> **Required work**
Set the listing down again in full, word for word, with the pictures left out.

> **Records for the task**
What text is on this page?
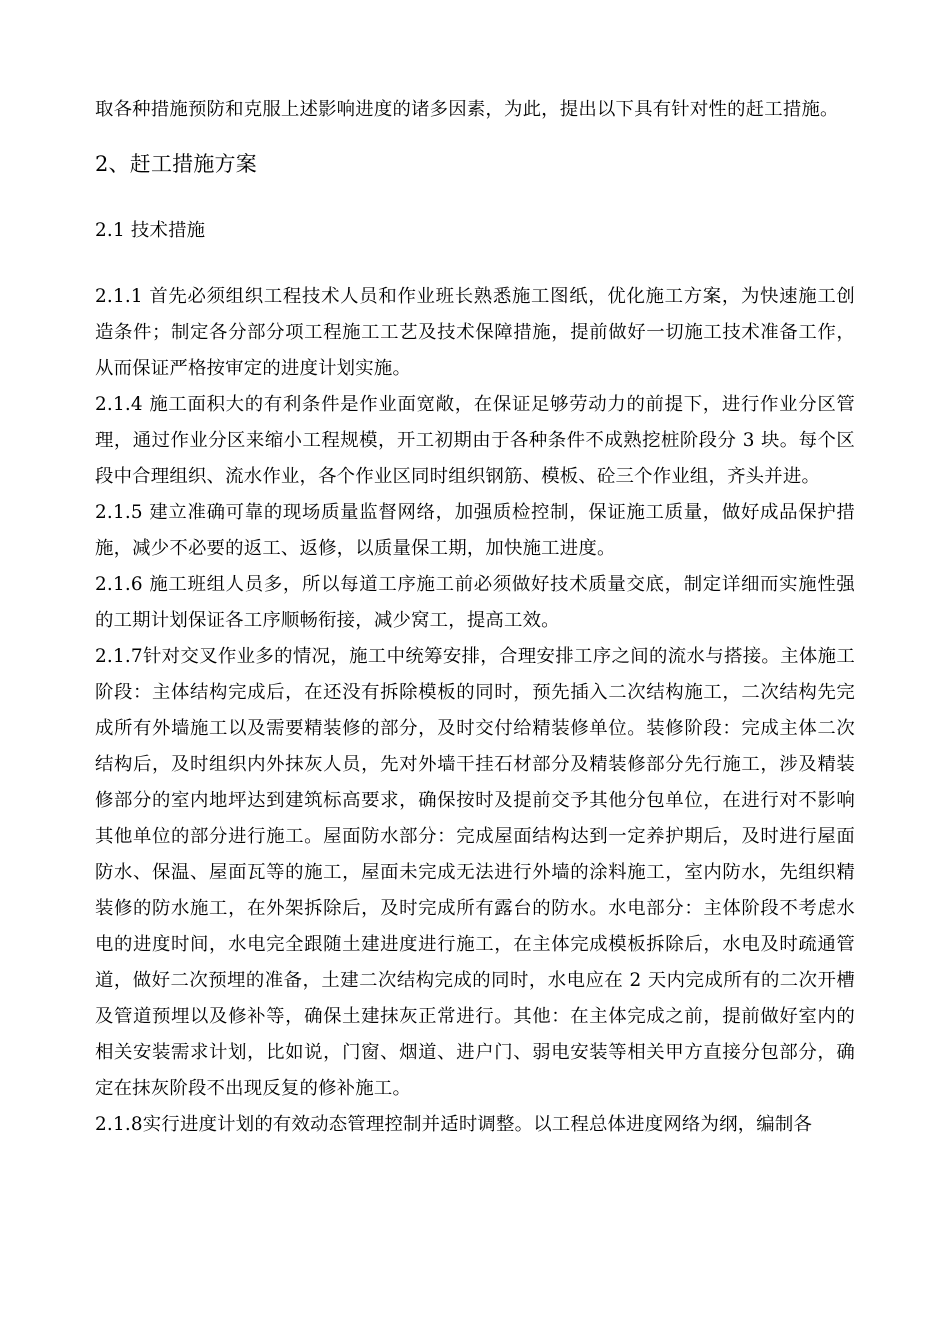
取各种措施预防和克服上述影响进度的诸多因素，为此，提出以下具有针对性的赶工措施。

2、赶工措施方案

2.1 技术措施

2.1.1 首先必须组织工程技术人员和作业班长熟悉施工图纸，优化施工方案，为快速施工创造条件；制定各分部分项工程施工工艺及技术保障措施，提前做好一切施工技术准备工作，从而保证严格按审定的进度计划实施。

2.1.4 施工面积大的有利条件是作业面宽敞，在保证足够劳动力的前提下，进行作业分区管理，通过作业分区来缩小工程规模，开工初期由于各种条件不成熟挖桩阶段分 3 块。每个区段中合理组织、流水作业，各个作业区同时组织钢筋、模板、砼三个作业组，齐头并进。

2.1.5 建立准确可靠的现场质量监督网络，加强质检控制，保证施工质量，做好成品保护措施，减少不必要的返工、返修，以质量保工期，加快施工进度。

2.1.6 施工班组人员多，所以每道工序施工前必须做好技术质量交底，制定详细而实施性强的工期计划保证各工序顺畅衔接，减少窝工，提高工效。

2.1.7针对交叉作业多的情况，施工中统筹安排，合理安排工序之间的流水与搭接。主体施工阶段：主体结构完成后，在还没有拆除模板的同时，预先插入二次结构施工，二次结构先完成所有外墙施工以及需要精装修的部分，及时交付给精装修单位。装修阶段：完成主体二次结构后，及时组织内外抹灰人员，先对外墙干挂石材部分及精装修部分先行施工，涉及精装修部分的室内地坪达到建筑标高要求，确保按时及提前交予其他分包单位，在进行对不影响其他单位的部分进行施工。屋面防水部分：完成屋面结构达到一定养护期后，及时进行屋面防水、保温、屋面瓦等的施工，屋面未完成无法进行外墙的涂料施工，室内防水，先组织精装修的防水施工，在外架拆除后，及时完成所有露台的防水。水电部分：主体阶段不考虑水电的进度时间，水电完全跟随土建进度进行施工，在主体完成模板拆除后，水电及时疏通管道，做好二次预埋的准备，土建二次结构完成的同时，水电应在 2 天内完成所有的二次开槽及管道预埋以及修补等，确保土建抹灰正常进行。其他：在主体完成之前，提前做好室内的相关安装需求计划，比如说，门窗、烟道、进户门、弱电安装等相关甲方直接分包部分，确定在抹灰阶段不出现反复的修补施工。

2.1.8实行进度计划的有效动态管理控制并适时调整。以工程总体进度网络为纲，编制各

> **Exercise result**
What text is on this page?
取各种措施预防和克服上述影响进度的诸多因素，为此，提出以下具有针对性的赶工措施。

2、赶工措施方案

2.1 技术措施

2.1.1 首先必须组织工程技术人员和作业班长熟悉施工图纸，优化施工方案，为快速施工创造条件；制定各分部分项工程施工工艺及技术保障措施，提前做好一切施工技术准备工作，从而保证严格按审定的进度计划实施。

2.1.4 施工面积大的有利条件是作业面宽敞，在保证足够劳动力的前提下，进行作业分区管理，通过作业分区来缩小工程规模，开工初期由于各种条件不成熟挖桩阶段分 3 块。每个区段中合理组织、流水作业，各个作业区同时组织钢筋、模板、砼三个作业组，齐头并进。

2.1.5 建立准确可靠的现场质量监督网络，加强质检控制，保证施工质量，做好成品保护措施，减少不必要的返工、返修，以质量保工期，加快施工进度。

2.1.6 施工班组人员多，所以每道工序施工前必须做好技术质量交底，制定详细而实施性强的工期计划保证各工序顺畅衔接，减少窝工，提高工效。

2.1.7针对交叉作业多的情况，施工中统筹安排，合理安排工序之间的流水与搭接。主体施工阶段：主体结构完成后，在还没有拆除模板的同时，预先插入二次结构施工，二次结构先完成所有外墙施工以及需要精装修的部分，及时交付给精装修单位。装修阶段：完成主体二次结构后，及时组织内外抹灰人员，先对外墙干挂石材部分及精装修部分先行施工，涉及精装修部分的室内地坪达到建筑标高要求，确保按时及提前交予其他分包单位，在进行对不影响其他单位的部分进行施工。屋面防水部分：完成屋面结构达到一定养护期后，及时进行屋面防水、保温、屋面瓦等的施工，屋面未完成无法进行外墙的涂料施工，室内防水，先组织精装修的防水施工，在外架拆除后，及时完成所有露台的防水。水电部分：主体阶段不考虑水电的进度时间，水电完全跟随土建进度进行施工，在主体完成模板拆除后，水电及时疏通管道，做好二次预埋的准备，土建二次结构完成的同时，水电应在 2 天内完成所有的二次开槽及管道预埋以及修补等，确保土建抹灰正常进行。其他：在主体完成之前，提前做好室内的相关安装需求计划，比如说，门窗、烟道、进户门、弱电安装等相关甲方直接分包部分，确定在抹灰阶段不出现反复的修补施工。

2.1.8实行进度计划的有效动态管理控制并适时调整。以工程总体进度网络为纲，编制各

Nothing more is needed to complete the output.